* BEGIN *

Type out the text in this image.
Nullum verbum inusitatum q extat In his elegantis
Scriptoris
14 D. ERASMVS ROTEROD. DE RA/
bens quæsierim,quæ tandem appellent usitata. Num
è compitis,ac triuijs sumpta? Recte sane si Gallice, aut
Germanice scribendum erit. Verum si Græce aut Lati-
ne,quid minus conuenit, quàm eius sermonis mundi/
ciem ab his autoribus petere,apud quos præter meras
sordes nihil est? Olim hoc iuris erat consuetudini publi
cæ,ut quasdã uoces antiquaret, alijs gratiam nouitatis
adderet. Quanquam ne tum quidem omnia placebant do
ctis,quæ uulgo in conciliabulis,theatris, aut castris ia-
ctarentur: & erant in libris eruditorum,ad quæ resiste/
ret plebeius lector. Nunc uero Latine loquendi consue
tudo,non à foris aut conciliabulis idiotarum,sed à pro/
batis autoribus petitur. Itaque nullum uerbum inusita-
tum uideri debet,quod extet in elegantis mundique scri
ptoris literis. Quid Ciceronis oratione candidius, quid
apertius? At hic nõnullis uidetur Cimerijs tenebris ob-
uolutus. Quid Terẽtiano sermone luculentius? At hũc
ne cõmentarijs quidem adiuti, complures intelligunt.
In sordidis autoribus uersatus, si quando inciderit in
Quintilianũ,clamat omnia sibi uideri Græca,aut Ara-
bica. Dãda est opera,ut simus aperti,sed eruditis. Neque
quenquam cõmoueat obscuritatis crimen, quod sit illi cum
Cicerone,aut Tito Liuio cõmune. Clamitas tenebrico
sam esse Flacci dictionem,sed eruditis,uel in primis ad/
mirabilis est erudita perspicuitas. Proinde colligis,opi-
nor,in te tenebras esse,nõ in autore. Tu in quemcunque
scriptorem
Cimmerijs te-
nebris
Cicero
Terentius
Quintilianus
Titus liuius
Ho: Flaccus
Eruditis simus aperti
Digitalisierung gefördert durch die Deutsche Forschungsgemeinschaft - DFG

* END *

Emit the records above again, exactly, with no line skipped.

Type out the text in this image.
Nullum verbum inusitatum q extat In his elegantis
Scriptoris
14 D. ERASMVS ROTEROD. DE RA/
bens quæsierim,quæ tandem appellent usitata. Num
è compitis,ac triuijs sumpta? Recte sane si Gallice, aut
Germanice scribendum erit. Verum si Græce aut Lati-
ne,quid minus conuenit, quàm eius sermonis mundi/
ciem ab his autoribus petere,apud quos præter meras
sordes nihil est? Olim hoc iuris erat consuetudini publi
cæ,ut quasdã uoces antiquaret, alijs gratiam nouitatis
adderet. Quanquam ne tum quidem omnia placebant do
ctis,quæ uulgo in conciliabulis,theatris, aut castris ia-
ctarentur: & erant in libris eruditorum,ad quæ resiste/
ret plebeius lector. Nunc uero Latine loquendi consue
tudo,non à foris aut conciliabulis idiotarum,sed à pro/
batis autoribus petitur. Itaque nullum uerbum inusita-
tum uideri debet,quod extet in elegantis mundique scri
ptoris literis. Quid Ciceronis oratione candidius, quid
apertius? At hic nõnullis uidetur Cimerijs tenebris ob-
uolutus. Quid Terẽtiano sermone luculentius? At hũc
ne cõmentarijs quidem adiuti, complures intelligunt.
In sordidis autoribus uersatus, si quando inciderit in
Quintilianũ,clamat omnia sibi uideri Græca,aut Ara-
bica. Dãda est opera,ut simus aperti,sed eruditis. Neque
quenquam cõmoueat obscuritatis crimen, quod sit illi cum
Cicerone,aut Tito Liuio cõmune. Clamitas tenebrico
sam esse Flacci dictionem,sed eruditis,uel in primis ad/
mirabilis est erudita perspicuitas. Proinde colligis,opi-
nor,in te tenebras esse,nõ in autore. Tu in quemcunque
scriptorem
Cimmerijs te-
nebris
Cicero
Terentius
Quintilianus
Titus liuius
Ho: Flaccus
Eruditis simus aperti
Digitalisierung gefördert durch die Deutsche Forschungsgemeinschaft - DFG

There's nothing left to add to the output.